■ What you need to do ■
Reproduce the material below line for line, omitting the pictures.

◆ ◆ ◆ ◆ ◆ ◆ ◆

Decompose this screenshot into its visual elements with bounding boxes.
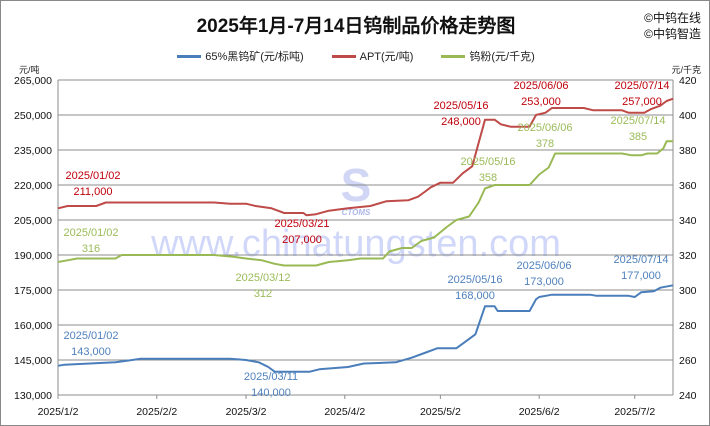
series-line-1: [57, 97, 674, 217]
left-tick-label: 205,000: [14, 215, 52, 227]
annotation-date: 2025/01/02: [63, 330, 118, 342]
left-axis-unit: 元/吨: [19, 65, 40, 75]
annotation-value: 385: [629, 131, 647, 143]
annotation-value: 316: [82, 243, 100, 255]
annotation-value: 177,000: [621, 270, 661, 282]
series-line-2: [57, 140, 673, 267]
left-tick-label: 235,000: [14, 145, 52, 157]
chart-title: 2025年1月-7月14日钨制品价格走势图: [196, 16, 516, 37]
legend-item-ore: 65%黑钨矿(元/标吨): [177, 48, 304, 64]
right-tick-label: 420: [679, 75, 697, 87]
legend-label: 65%黑钨矿(元/标吨): [205, 51, 304, 63]
right-tick-label: 260: [679, 355, 697, 367]
annotation-value: 248,000: [441, 116, 481, 128]
annotation-value: 168,000: [455, 290, 495, 302]
annotation-value: 253,000: [521, 96, 561, 108]
annotation-value: 173,000: [524, 276, 564, 288]
x-tick-label: 2025/6/2: [519, 406, 560, 418]
annotation-date: 2025/01/02: [63, 227, 118, 239]
annotation-value: 211,000: [74, 186, 113, 198]
annotation-date: 2025/06/06: [513, 80, 568, 92]
legend-swatch: [441, 54, 466, 58]
copyright-2: ©中钨智造: [644, 27, 701, 41]
annotation-date: 2025/05/16: [447, 274, 502, 286]
right-axis-unit: 元/千克: [671, 65, 701, 75]
x-tick-label: 2025/5/2: [420, 406, 461, 418]
annotation-value: 378: [536, 138, 554, 150]
x-tick-label: 2025/2/2: [136, 406, 177, 418]
annotation-value: 257,000: [622, 96, 662, 108]
left-tick-label: 175,000: [14, 285, 52, 297]
right-tick-label: 380: [679, 145, 697, 157]
right-tick-label: 320: [679, 250, 697, 262]
annotation-date: 2025/05/16: [460, 156, 515, 168]
right-tick-label: 400: [679, 110, 697, 122]
annotation-date: 2025/06/06: [516, 260, 571, 272]
annotation-date: 2025/03/12: [235, 272, 290, 284]
annotation-value: 312: [254, 288, 272, 300]
x-tick-label: 2025/7/2: [614, 406, 655, 418]
left-tick-label: 265,000: [14, 75, 52, 87]
x-tick-label: 2025/4/2: [324, 406, 365, 418]
left-tick-label: 220,000: [14, 180, 52, 192]
left-tick-label: 250,000: [14, 110, 52, 122]
watermark-text: www.chinatungsten.com: [150, 223, 561, 265]
annotation-date: 2025/06/06: [517, 122, 572, 134]
right-tick-label: 300: [679, 285, 697, 297]
legend-item-powder: 钨粉(元/千克): [441, 48, 535, 64]
watermark-logo-text: CTOMS: [342, 208, 371, 217]
annotation-date: 2025/01/02: [65, 170, 120, 182]
annotation-date: 2025/03/21: [274, 218, 329, 230]
annotation-date: 2025/07/14: [613, 254, 668, 266]
annotation-date: 2025/07/14: [614, 80, 669, 92]
legend-swatch: [331, 54, 356, 58]
left-tick-label: 190,000: [14, 250, 52, 262]
right-tick-label: 280: [679, 320, 697, 332]
annotation-date: 2025/07/14: [610, 115, 665, 127]
left-tick-label: 145,000: [14, 355, 52, 367]
annotation-date: 2025/03/11: [244, 371, 298, 383]
left-tick-label: 160,000: [14, 320, 52, 332]
x-tick-label: 2025/1/2: [38, 406, 79, 418]
series-line-0: [57, 284, 674, 373]
annotation-value: 140,000: [251, 387, 291, 399]
legend-label: APT(元/吨): [359, 51, 414, 63]
annotation-value: 207,000: [282, 234, 322, 246]
left-tick-label: 130,000: [14, 390, 52, 402]
annotation-date: 2025/05/16: [433, 100, 488, 112]
right-tick-label: 360: [679, 180, 697, 192]
right-tick-label: 340: [679, 215, 697, 227]
legend: 65%黑钨矿(元/标吨) APT(元/吨) 钨粉(元/千克): [1, 48, 709, 64]
legend-item-apt: APT(元/吨): [331, 48, 414, 64]
annotation-value: 358: [479, 172, 497, 184]
annotation-value: 143,000: [71, 346, 111, 358]
right-tick-label: 240: [679, 390, 697, 402]
copyright-1: ©中钨在线: [644, 11, 701, 25]
legend-swatch: [177, 54, 202, 58]
x-tick-label: 2025/3/2: [226, 406, 267, 418]
legend-label: 钨粉(元/千克): [469, 51, 535, 63]
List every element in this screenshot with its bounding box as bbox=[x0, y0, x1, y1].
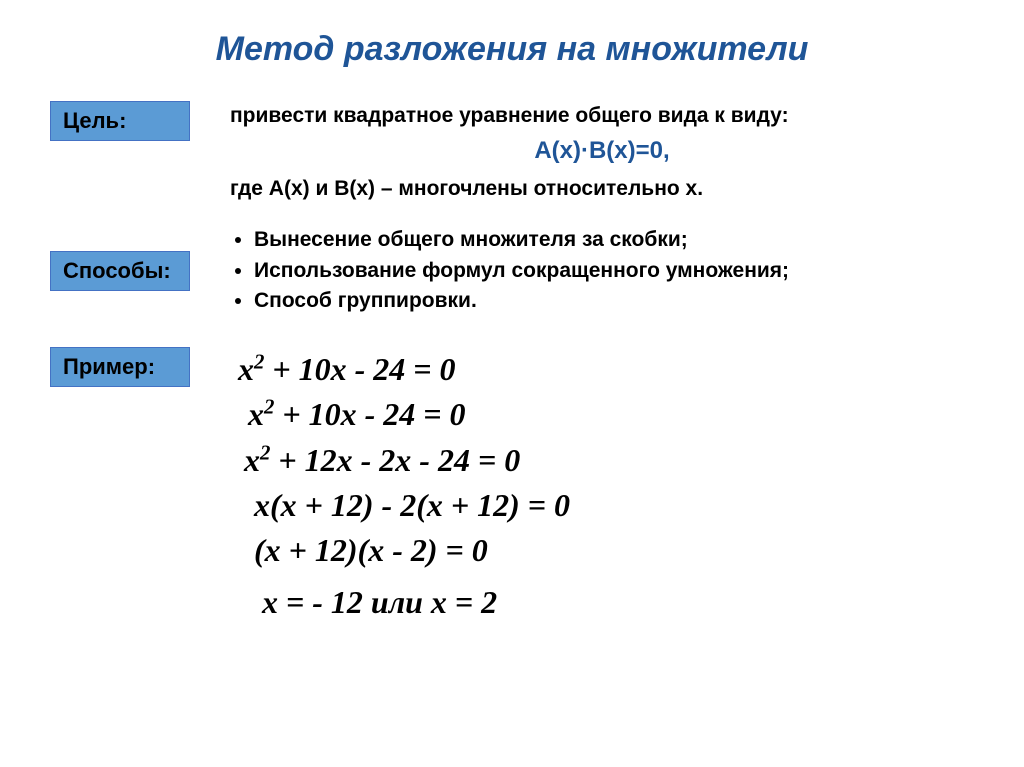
methods-label: Способы: bbox=[50, 251, 190, 291]
equation-line: x2 + 12x - 2x - 24 = 0 bbox=[238, 438, 570, 483]
goal-formula: А(х)·В(х)=0, bbox=[230, 134, 974, 168]
goal-section: Цель: привести квадратное уравнение обще… bbox=[50, 101, 974, 203]
goal-label: Цель: bbox=[50, 101, 190, 141]
equation-line: (x + 12)(x - 2) = 0 bbox=[238, 528, 570, 573]
slide-title: Метод разложения на множители bbox=[50, 30, 974, 69]
methods-content: Вынесение общего множителя за скобки; Ис… bbox=[230, 225, 974, 316]
goal-line2: где А(х) и В(х) – многочлены относительн… bbox=[230, 174, 974, 203]
goal-line1: привести квадратное уравнение общего вид… bbox=[230, 101, 974, 130]
methods-list: Вынесение общего множителя за скобки; Ис… bbox=[230, 225, 974, 316]
equation-line: x2 + 10x - 24 = 0 bbox=[238, 347, 570, 392]
equation-line: x2 + 10x - 24 = 0 bbox=[238, 392, 570, 437]
list-item: Использование формул сокращенного умноже… bbox=[254, 256, 974, 286]
example-section: Пример: x2 + 10x - 24 = 0 x2 + 10x - 24 … bbox=[50, 347, 974, 626]
equation-line: x(x + 12) - 2(x + 12) = 0 bbox=[238, 483, 570, 528]
example-equations: x2 + 10x - 24 = 0 x2 + 10x - 24 = 0 x2 +… bbox=[230, 347, 570, 626]
example-label: Пример: bbox=[50, 347, 190, 387]
methods-section: Способы: Вынесение общего множителя за с… bbox=[50, 225, 974, 316]
equation-line: x = - 12 или x = 2 bbox=[238, 580, 570, 625]
goal-content: привести квадратное уравнение общего вид… bbox=[230, 101, 974, 203]
list-item: Способ группировки. bbox=[254, 286, 974, 316]
list-item: Вынесение общего множителя за скобки; bbox=[254, 225, 974, 255]
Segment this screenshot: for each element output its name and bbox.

◆ ◆ ◆ ◆ ◆ ◆ ◆

■ Finished task ■
Decompose this screenshot into its visual elements with bounding boxes.
series-line-1: [57, 97, 674, 217]
left-tick-label: 205,000: [14, 215, 52, 227]
annotation-date: 2025/01/02: [63, 330, 118, 342]
left-axis-unit: 元/吨: [19, 65, 40, 75]
annotation-value: 385: [629, 131, 647, 143]
annotation-value: 316: [82, 243, 100, 255]
annotation-value: 177,000: [621, 270, 661, 282]
series-line-2: [57, 140, 673, 267]
left-tick-label: 235,000: [14, 145, 52, 157]
chart-title: 2025年1月-7月14日钨制品价格走势图: [196, 16, 516, 37]
legend-item-ore: 65%黑钨矿(元/标吨): [177, 48, 304, 64]
right-tick-label: 420: [679, 75, 697, 87]
legend-label: 65%黑钨矿(元/标吨): [205, 51, 304, 63]
right-tick-label: 260: [679, 355, 697, 367]
annotation-value: 248,000: [441, 116, 481, 128]
annotation-value: 168,000: [455, 290, 495, 302]
annotation-value: 253,000: [521, 96, 561, 108]
annotation-value: 173,000: [524, 276, 564, 288]
x-tick-label: 2025/6/2: [519, 406, 560, 418]
annotation-date: 2025/01/02: [63, 227, 118, 239]
annotation-value: 211,000: [74, 186, 113, 198]
annotation-date: 2025/06/06: [513, 80, 568, 92]
legend-swatch: [441, 54, 466, 58]
copyright-2: ©中钨智造: [644, 27, 701, 41]
annotation-date: 2025/05/16: [447, 274, 502, 286]
right-axis-unit: 元/千克: [671, 65, 701, 75]
x-tick-label: 2025/5/2: [420, 406, 461, 418]
annotation-value: 378: [536, 138, 554, 150]
x-tick-label: 2025/2/2: [136, 406, 177, 418]
annotation-value: 257,000: [622, 96, 662, 108]
left-tick-label: 175,000: [14, 285, 52, 297]
right-tick-label: 380: [679, 145, 697, 157]
right-tick-label: 320: [679, 250, 697, 262]
annotation-date: 2025/05/16: [460, 156, 515, 168]
right-tick-label: 400: [679, 110, 697, 122]
annotation-date: 2025/06/06: [516, 260, 571, 272]
annotation-date: 2025/03/12: [235, 272, 290, 284]
annotation-value: 312: [254, 288, 272, 300]
x-tick-label: 2025/7/2: [614, 406, 655, 418]
left-tick-label: 265,000: [14, 75, 52, 87]
x-tick-label: 2025/4/2: [324, 406, 365, 418]
left-tick-label: 220,000: [14, 180, 52, 192]
left-tick-label: 250,000: [14, 110, 52, 122]
watermark-text: www.chinatungsten.com: [150, 223, 561, 265]
annotation-date: 2025/06/06: [517, 122, 572, 134]
right-tick-label: 300: [679, 285, 697, 297]
legend-item-powder: 钨粉(元/千克): [441, 48, 535, 64]
watermark-logo-text: CTOMS: [342, 208, 371, 217]
annotation-date: 2025/01/02: [65, 170, 120, 182]
annotation-date: 2025/03/21: [274, 218, 329, 230]
annotation-date: 2025/07/14: [613, 254, 668, 266]
annotation-date: 2025/07/14: [614, 80, 669, 92]
legend-swatch: [331, 54, 356, 58]
left-tick-label: 190,000: [14, 250, 52, 262]
right-tick-label: 280: [679, 320, 697, 332]
annotation-date: 2025/07/14: [610, 115, 665, 127]
left-tick-label: 145,000: [14, 355, 52, 367]
annotation-date: 2025/03/11: [244, 371, 298, 383]
left-tick-label: 160,000: [14, 320, 52, 332]
x-tick-label: 2025/1/2: [38, 406, 79, 418]
series-line-0: [57, 284, 674, 373]
annotation-value: 140,000: [251, 387, 291, 399]
legend-label: APT(元/吨): [359, 51, 414, 63]
annotation-value: 207,000: [282, 234, 322, 246]
left-tick-label: 130,000: [14, 390, 52, 402]
annotation-date: 2025/05/16: [433, 100, 488, 112]
right-tick-label: 360: [679, 180, 697, 192]
right-tick-label: 340: [679, 215, 697, 227]
legend: 65%黑钨矿(元/标吨) APT(元/吨) 钨粉(元/千克): [1, 48, 709, 64]
legend-item-apt: APT(元/吨): [331, 48, 414, 64]
annotation-value: 358: [479, 172, 497, 184]
annotation-value: 143,000: [71, 346, 111, 358]
right-tick-label: 240: [679, 390, 697, 402]
copyright-1: ©中钨在线: [644, 11, 701, 25]
legend-swatch: [177, 54, 202, 58]
x-tick-label: 2025/3/2: [226, 406, 267, 418]
legend-label: 钨粉(元/千克): [469, 51, 535, 63]
List every element in this screenshot with its bounding box as bbox=[x0, y0, x1, y1].
methods-label: Способы: bbox=[50, 251, 190, 291]
equation-line: x2 + 12x - 2x - 24 = 0 bbox=[238, 438, 570, 483]
goal-formula: А(х)·В(х)=0, bbox=[230, 134, 974, 168]
goal-section: Цель: привести квадратное уравнение обще… bbox=[50, 101, 974, 203]
goal-label: Цель: bbox=[50, 101, 190, 141]
equation-line: (x + 12)(x - 2) = 0 bbox=[238, 528, 570, 573]
slide-title: Метод разложения на множители bbox=[50, 30, 974, 69]
methods-content: Вынесение общего множителя за скобки; Ис… bbox=[230, 225, 974, 316]
goal-line2: где А(х) и В(х) – многочлены относительн… bbox=[230, 174, 974, 203]
goal-line1: привести квадратное уравнение общего вид… bbox=[230, 101, 974, 130]
methods-list: Вынесение общего множителя за скобки; Ис… bbox=[230, 225, 974, 316]
equation-line: x2 + 10x - 24 = 0 bbox=[238, 347, 570, 392]
equation-line: x2 + 10x - 24 = 0 bbox=[238, 392, 570, 437]
list-item: Использование формул сокращенного умноже… bbox=[254, 256, 974, 286]
example-section: Пример: x2 + 10x - 24 = 0 x2 + 10x - 24 … bbox=[50, 347, 974, 626]
equation-line: x(x + 12) - 2(x + 12) = 0 bbox=[238, 483, 570, 528]
example-equations: x2 + 10x - 24 = 0 x2 + 10x - 24 = 0 x2 +… bbox=[230, 347, 570, 626]
example-label: Пример: bbox=[50, 347, 190, 387]
methods-section: Способы: Вынесение общего множителя за с… bbox=[50, 225, 974, 316]
equation-line: x = - 12 или x = 2 bbox=[238, 580, 570, 625]
goal-content: привести квадратное уравнение общего вид… bbox=[230, 101, 974, 203]
list-item: Способ группировки. bbox=[254, 286, 974, 316]
list-item: Вынесение общего множителя за скобки; bbox=[254, 225, 974, 255]
Segment this screenshot: for each element output its name and bbox.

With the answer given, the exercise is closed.